» **SET EXERCISE**
Provide only the number of lines in the data below that contain the word "Juvenile".

+===+

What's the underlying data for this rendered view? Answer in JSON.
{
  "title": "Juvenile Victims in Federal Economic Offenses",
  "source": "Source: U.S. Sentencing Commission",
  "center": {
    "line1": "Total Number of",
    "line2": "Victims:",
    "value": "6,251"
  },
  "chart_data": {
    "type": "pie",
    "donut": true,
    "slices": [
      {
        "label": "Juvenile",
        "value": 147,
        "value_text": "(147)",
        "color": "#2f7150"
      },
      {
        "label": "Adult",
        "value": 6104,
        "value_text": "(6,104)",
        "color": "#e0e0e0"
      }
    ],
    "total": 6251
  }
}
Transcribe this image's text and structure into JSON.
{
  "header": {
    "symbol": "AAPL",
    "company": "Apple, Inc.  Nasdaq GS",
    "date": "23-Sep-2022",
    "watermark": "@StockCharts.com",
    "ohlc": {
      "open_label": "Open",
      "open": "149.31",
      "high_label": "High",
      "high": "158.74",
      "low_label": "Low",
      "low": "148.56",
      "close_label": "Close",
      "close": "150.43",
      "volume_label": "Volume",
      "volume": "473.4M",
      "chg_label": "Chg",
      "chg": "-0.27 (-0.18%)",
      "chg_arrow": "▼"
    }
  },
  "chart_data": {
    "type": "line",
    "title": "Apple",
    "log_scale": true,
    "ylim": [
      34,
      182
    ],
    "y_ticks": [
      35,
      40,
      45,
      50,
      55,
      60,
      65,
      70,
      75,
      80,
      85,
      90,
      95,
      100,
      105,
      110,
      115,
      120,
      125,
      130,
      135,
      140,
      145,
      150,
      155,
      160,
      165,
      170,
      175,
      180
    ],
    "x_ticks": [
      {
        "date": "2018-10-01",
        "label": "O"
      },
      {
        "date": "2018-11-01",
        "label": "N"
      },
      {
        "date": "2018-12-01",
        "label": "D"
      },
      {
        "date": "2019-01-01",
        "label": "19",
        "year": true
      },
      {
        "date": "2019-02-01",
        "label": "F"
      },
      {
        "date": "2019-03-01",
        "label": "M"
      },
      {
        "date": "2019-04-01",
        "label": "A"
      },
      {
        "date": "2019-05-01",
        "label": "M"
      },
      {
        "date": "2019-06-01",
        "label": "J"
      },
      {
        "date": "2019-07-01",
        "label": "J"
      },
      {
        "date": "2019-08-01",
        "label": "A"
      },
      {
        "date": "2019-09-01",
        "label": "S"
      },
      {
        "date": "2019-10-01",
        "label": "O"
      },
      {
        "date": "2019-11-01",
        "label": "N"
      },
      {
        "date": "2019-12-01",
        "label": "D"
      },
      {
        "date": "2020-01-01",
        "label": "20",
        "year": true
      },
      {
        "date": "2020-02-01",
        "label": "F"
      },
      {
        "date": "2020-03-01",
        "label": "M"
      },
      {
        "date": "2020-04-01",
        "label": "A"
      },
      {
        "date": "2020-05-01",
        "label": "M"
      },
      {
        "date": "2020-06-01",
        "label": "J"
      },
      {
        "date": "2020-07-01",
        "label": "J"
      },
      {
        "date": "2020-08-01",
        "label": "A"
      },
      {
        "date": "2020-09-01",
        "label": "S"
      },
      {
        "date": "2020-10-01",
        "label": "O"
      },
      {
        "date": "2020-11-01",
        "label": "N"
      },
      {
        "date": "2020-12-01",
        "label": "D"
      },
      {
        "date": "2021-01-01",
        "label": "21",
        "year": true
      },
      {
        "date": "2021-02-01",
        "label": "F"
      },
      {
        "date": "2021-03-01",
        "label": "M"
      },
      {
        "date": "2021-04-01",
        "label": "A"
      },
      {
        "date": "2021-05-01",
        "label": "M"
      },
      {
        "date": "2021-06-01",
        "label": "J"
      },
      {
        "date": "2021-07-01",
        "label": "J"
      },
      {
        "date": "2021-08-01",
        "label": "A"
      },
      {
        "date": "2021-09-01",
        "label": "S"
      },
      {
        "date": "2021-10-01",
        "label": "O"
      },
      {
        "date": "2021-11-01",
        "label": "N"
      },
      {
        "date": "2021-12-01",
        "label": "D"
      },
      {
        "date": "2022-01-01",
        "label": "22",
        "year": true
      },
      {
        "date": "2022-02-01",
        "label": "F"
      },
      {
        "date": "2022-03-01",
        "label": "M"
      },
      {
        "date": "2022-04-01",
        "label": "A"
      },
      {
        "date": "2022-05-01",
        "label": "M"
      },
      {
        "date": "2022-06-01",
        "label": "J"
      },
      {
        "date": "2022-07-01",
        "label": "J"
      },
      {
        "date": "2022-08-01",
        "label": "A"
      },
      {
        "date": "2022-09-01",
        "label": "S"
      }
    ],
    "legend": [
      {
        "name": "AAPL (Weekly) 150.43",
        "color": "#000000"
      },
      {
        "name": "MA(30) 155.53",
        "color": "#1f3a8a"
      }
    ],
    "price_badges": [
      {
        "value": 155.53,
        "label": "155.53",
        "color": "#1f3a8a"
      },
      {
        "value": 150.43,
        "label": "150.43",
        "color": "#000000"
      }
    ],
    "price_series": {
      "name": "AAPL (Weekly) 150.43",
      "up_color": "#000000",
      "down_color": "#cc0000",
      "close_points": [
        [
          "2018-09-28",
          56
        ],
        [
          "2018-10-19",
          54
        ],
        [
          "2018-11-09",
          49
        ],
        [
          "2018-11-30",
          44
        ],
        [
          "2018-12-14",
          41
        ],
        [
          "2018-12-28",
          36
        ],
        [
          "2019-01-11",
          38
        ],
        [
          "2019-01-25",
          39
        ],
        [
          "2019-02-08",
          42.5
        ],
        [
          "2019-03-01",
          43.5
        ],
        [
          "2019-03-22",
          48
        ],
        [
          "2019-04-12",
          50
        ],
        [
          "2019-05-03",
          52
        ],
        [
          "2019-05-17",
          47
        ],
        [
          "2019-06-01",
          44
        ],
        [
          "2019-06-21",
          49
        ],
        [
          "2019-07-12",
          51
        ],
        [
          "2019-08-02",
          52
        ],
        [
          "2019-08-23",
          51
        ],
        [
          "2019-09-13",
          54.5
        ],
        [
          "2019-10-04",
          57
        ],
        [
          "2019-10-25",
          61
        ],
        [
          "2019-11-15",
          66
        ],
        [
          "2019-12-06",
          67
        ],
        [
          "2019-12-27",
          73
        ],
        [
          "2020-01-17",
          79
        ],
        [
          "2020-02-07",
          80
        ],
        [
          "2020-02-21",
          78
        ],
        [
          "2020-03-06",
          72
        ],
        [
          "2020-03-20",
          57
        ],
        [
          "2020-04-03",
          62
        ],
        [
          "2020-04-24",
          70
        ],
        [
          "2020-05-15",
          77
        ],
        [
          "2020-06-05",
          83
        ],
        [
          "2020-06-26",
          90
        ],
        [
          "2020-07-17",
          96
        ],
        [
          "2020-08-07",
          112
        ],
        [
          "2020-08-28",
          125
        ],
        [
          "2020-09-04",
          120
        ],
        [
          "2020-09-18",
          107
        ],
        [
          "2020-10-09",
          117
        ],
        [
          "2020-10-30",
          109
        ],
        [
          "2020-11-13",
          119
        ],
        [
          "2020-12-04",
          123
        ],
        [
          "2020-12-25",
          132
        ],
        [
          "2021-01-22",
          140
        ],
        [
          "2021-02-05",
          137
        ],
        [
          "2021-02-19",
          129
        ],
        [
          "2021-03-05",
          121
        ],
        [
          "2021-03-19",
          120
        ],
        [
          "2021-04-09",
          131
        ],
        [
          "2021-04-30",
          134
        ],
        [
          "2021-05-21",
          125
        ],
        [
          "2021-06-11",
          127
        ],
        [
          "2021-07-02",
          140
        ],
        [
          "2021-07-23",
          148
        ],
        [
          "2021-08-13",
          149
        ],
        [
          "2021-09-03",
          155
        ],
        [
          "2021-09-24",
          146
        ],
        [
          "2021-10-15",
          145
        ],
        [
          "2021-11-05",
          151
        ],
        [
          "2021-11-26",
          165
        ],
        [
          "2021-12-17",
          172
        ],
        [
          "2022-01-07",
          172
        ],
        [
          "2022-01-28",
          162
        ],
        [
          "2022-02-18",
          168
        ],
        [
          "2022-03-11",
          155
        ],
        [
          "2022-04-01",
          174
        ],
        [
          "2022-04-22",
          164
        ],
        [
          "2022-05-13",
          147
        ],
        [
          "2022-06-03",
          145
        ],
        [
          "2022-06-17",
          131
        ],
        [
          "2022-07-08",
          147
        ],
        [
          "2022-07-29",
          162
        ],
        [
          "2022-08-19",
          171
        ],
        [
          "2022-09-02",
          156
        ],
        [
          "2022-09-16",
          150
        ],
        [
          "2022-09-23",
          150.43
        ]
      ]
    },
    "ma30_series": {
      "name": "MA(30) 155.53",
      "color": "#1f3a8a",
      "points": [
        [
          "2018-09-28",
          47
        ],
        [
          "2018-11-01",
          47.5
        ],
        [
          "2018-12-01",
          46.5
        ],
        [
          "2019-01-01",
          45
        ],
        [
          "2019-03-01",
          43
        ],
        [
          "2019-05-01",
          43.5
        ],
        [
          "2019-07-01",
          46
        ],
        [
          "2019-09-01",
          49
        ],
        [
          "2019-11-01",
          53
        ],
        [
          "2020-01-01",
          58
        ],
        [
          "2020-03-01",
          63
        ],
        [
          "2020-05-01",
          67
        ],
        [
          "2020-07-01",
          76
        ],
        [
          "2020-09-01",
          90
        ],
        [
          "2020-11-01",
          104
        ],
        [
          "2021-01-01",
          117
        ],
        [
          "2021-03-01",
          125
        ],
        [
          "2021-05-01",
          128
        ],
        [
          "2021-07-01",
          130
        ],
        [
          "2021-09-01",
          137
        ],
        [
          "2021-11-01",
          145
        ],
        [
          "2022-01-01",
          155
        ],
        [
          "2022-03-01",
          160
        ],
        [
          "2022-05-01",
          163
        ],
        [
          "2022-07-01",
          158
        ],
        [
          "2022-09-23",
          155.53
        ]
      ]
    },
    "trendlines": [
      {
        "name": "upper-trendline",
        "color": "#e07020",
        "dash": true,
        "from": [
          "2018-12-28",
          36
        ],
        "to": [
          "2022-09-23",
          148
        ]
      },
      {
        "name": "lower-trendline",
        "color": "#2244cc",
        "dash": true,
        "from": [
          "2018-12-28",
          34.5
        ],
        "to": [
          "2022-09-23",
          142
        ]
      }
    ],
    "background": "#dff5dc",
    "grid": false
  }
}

+===+

» **TASK ANSWER**
2